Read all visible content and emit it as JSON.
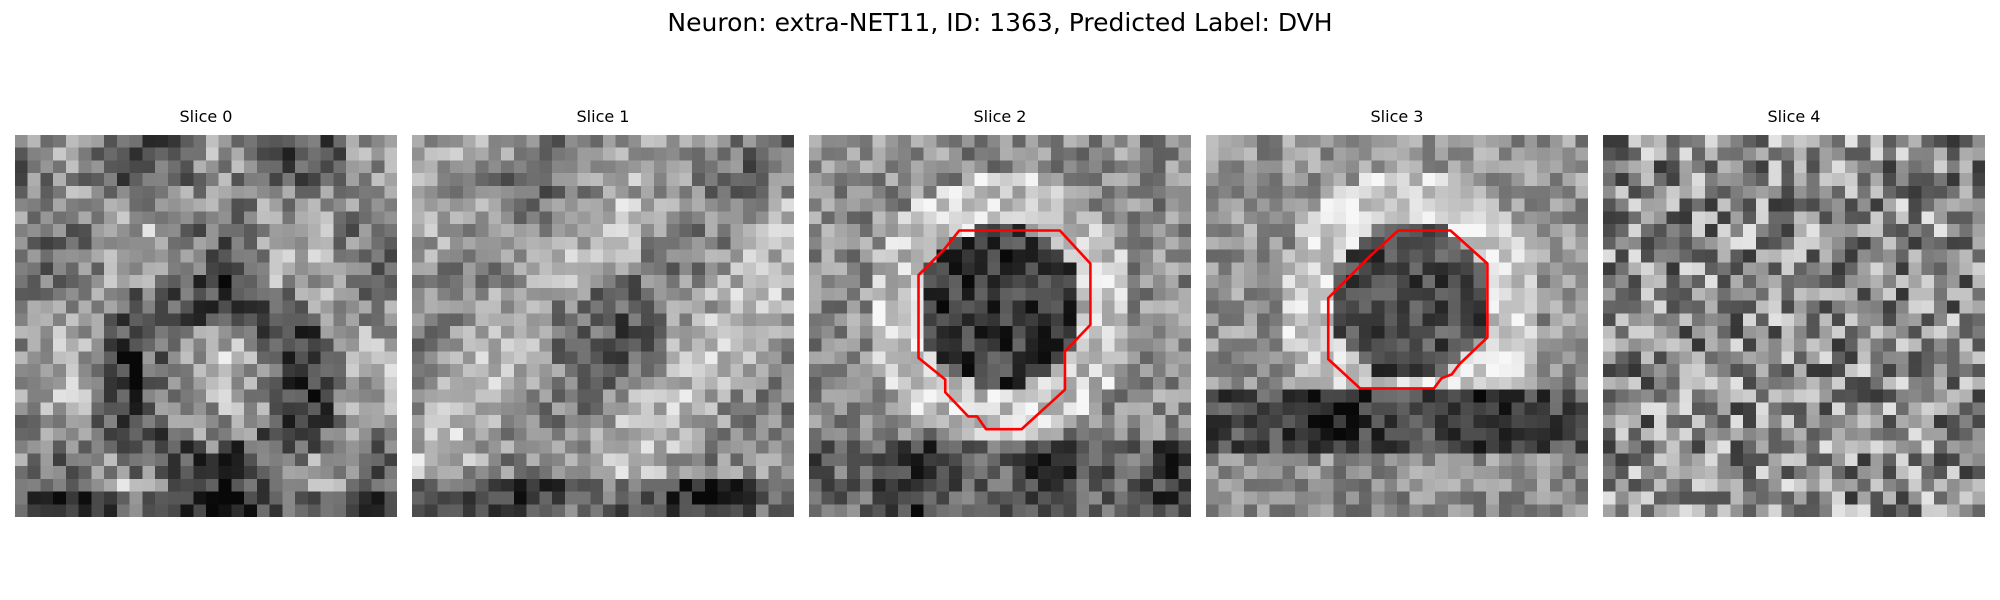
{
  "figure": {
    "title": "Neuron: extra-NET11, ID: 1363, Predicted Label: DVH"
  },
  "colors": {
    "contour": "#ff0000",
    "colormap": "gray"
  },
  "panels": [
    {
      "title": "Slice 0",
      "has_contour": false
    },
    {
      "title": "Slice 1",
      "has_contour": false
    },
    {
      "title": "Slice 2",
      "has_contour": true
    },
    {
      "title": "Slice 3",
      "has_contour": true
    },
    {
      "title": "Slice 4",
      "has_contour": false
    }
  ]
}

WORK TO BE COMPLETED – Transcribe every entry word for word, but skip the pictures.

THE ANSWER –
Read all visible content and emit it as JSON.
{
  "figure": {
    "title": "Neuron: extra-NET11, ID: 1363, Predicted Label: DVH"
  },
  "colors": {
    "contour": "#ff0000",
    "colormap": "gray"
  },
  "panels": [
    {
      "title": "Slice 0",
      "has_contour": false
    },
    {
      "title": "Slice 1",
      "has_contour": false
    },
    {
      "title": "Slice 2",
      "has_contour": true
    },
    {
      "title": "Slice 3",
      "has_contour": true
    },
    {
      "title": "Slice 4",
      "has_contour": false
    }
  ]
}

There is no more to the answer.